Figure data in JSON:

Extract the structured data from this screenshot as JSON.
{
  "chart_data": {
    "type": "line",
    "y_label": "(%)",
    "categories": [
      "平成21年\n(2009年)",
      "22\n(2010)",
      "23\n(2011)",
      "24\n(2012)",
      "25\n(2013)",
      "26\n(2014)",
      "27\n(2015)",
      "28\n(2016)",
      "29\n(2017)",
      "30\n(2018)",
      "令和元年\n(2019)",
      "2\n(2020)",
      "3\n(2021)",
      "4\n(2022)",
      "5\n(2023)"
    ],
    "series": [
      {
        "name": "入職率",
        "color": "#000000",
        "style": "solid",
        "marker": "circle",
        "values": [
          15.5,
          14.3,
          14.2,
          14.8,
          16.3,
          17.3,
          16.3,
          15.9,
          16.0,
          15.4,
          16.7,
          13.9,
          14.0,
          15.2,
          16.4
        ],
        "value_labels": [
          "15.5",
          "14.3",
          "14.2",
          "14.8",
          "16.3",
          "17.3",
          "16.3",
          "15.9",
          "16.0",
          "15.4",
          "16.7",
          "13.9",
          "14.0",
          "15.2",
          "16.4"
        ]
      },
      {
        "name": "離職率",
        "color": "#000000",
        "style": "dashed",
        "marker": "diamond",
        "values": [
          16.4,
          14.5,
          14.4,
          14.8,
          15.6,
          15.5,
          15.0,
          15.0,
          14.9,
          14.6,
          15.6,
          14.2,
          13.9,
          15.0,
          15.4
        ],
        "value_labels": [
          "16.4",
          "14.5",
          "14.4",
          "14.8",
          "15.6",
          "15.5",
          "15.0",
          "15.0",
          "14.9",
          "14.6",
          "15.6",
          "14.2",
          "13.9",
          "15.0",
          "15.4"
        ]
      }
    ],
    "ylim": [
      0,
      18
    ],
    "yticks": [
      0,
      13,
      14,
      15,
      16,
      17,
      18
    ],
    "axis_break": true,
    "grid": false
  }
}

→ Task goal: Write the entire listing out again, word for word.

→ In response:
Extract the structured data from this screenshot as JSON.
{
  "chart_data": {
    "type": "line",
    "y_label": "(%)",
    "categories": [
      "平成21年\n(2009年)",
      "22\n(2010)",
      "23\n(2011)",
      "24\n(2012)",
      "25\n(2013)",
      "26\n(2014)",
      "27\n(2015)",
      "28\n(2016)",
      "29\n(2017)",
      "30\n(2018)",
      "令和元年\n(2019)",
      "2\n(2020)",
      "3\n(2021)",
      "4\n(2022)",
      "5\n(2023)"
    ],
    "series": [
      {
        "name": "入職率",
        "color": "#000000",
        "style": "solid",
        "marker": "circle",
        "values": [
          15.5,
          14.3,
          14.2,
          14.8,
          16.3,
          17.3,
          16.3,
          15.9,
          16.0,
          15.4,
          16.7,
          13.9,
          14.0,
          15.2,
          16.4
        ],
        "value_labels": [
          "15.5",
          "14.3",
          "14.2",
          "14.8",
          "16.3",
          "17.3",
          "16.3",
          "15.9",
          "16.0",
          "15.4",
          "16.7",
          "13.9",
          "14.0",
          "15.2",
          "16.4"
        ]
      },
      {
        "name": "離職率",
        "color": "#000000",
        "style": "dashed",
        "marker": "diamond",
        "values": [
          16.4,
          14.5,
          14.4,
          14.8,
          15.6,
          15.5,
          15.0,
          15.0,
          14.9,
          14.6,
          15.6,
          14.2,
          13.9,
          15.0,
          15.4
        ],
        "value_labels": [
          "16.4",
          "14.5",
          "14.4",
          "14.8",
          "15.6",
          "15.5",
          "15.0",
          "15.0",
          "14.9",
          "14.6",
          "15.6",
          "14.2",
          "13.9",
          "15.0",
          "15.4"
        ]
      }
    ],
    "ylim": [
      0,
      18
    ],
    "yticks": [
      0,
      13,
      14,
      15,
      16,
      17,
      18
    ],
    "axis_break": true,
    "grid": false
  }
}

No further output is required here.